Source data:
· · ·

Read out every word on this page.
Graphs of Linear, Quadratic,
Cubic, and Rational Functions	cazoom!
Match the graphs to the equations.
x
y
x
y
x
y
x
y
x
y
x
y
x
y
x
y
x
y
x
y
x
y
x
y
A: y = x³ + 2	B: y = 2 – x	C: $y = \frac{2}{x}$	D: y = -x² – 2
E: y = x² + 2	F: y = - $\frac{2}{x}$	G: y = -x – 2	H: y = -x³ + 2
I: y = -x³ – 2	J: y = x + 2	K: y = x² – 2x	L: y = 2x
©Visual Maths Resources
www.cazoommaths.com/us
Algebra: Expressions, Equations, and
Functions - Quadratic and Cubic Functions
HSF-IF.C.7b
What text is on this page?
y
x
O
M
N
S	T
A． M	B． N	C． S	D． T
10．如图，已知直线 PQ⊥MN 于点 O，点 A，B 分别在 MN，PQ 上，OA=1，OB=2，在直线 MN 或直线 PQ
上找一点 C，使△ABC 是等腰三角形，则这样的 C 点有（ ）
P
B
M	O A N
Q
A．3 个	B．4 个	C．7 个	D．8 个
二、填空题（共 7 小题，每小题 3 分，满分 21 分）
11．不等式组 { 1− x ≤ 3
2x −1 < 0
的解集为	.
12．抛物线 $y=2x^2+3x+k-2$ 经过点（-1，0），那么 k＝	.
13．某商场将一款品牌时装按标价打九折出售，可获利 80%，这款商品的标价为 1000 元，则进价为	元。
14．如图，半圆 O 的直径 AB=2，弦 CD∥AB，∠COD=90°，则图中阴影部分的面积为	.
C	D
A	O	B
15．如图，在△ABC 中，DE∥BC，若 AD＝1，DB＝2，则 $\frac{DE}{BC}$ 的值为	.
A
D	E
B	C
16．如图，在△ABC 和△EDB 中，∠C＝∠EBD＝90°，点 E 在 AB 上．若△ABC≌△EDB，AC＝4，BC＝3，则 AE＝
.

· · ·

* **Set task**: Copy each line of the data exactly, leaving nothing out.

* **Solved problem**:
Read out every word on this page.
Graphs of Linear, Quadratic,
Cubic, and Rational Functions	cazoom!
Match the graphs to the equations.
x
y
x
y
x
y
x
y
x
y
x
y
x
y
x
y
x
y
x
y
x
y
x
y
A: y = x³ + 2	B: y = 2 – x	C: $y = \frac{2}{x}$	D: y = -x² – 2
E: y = x² + 2	F: y = - $\frac{2}{x}$	G: y = -x – 2	H: y = -x³ + 2
I: y = -x³ – 2	J: y = x + 2	K: y = x² – 2x	L: y = 2x
©Visual Maths Resources
www.cazoommaths.com/us
Algebra: Expressions, Equations, and
Functions - Quadratic and Cubic Functions
HSF-IF.C.7b
What text is on this page?
y
x
O
M
N
S	T
A． M	B． N	C． S	D． T
10．如图，已知直线 PQ⊥MN 于点 O，点 A，B 分别在 MN，PQ 上，OA=1，OB=2，在直线 MN 或直线 PQ
上找一点 C，使△ABC 是等腰三角形，则这样的 C 点有（ ）
P
B
M	O A N
Q
A．3 个	B．4 个	C．7 个	D．8 个
二、填空题（共 7 小题，每小题 3 分，满分 21 分）
11．不等式组 { 1− x ≤ 3
2x −1 < 0
的解集为	.
12．抛物线 $y=2x^2+3x+k-2$ 经过点（-1，0），那么 k＝	.
13．某商场将一款品牌时装按标价打九折出售，可获利 80%，这款商品的标价为 1000 元，则进价为	元。
14．如图，半圆 O 的直径 AB=2，弦 CD∥AB，∠COD=90°，则图中阴影部分的面积为	.
C	D
A	O	B
15．如图，在△ABC 中，DE∥BC，若 AD＝1，DB＝2，则 $\frac{DE}{BC}$ 的值为	.
A
D	E
B	C
16．如图，在△ABC 和△EDB 中，∠C＝∠EBD＝90°，点 E 在 AB 上．若△ABC≌△EDB，AC＝4，BC＝3，则 AE＝
.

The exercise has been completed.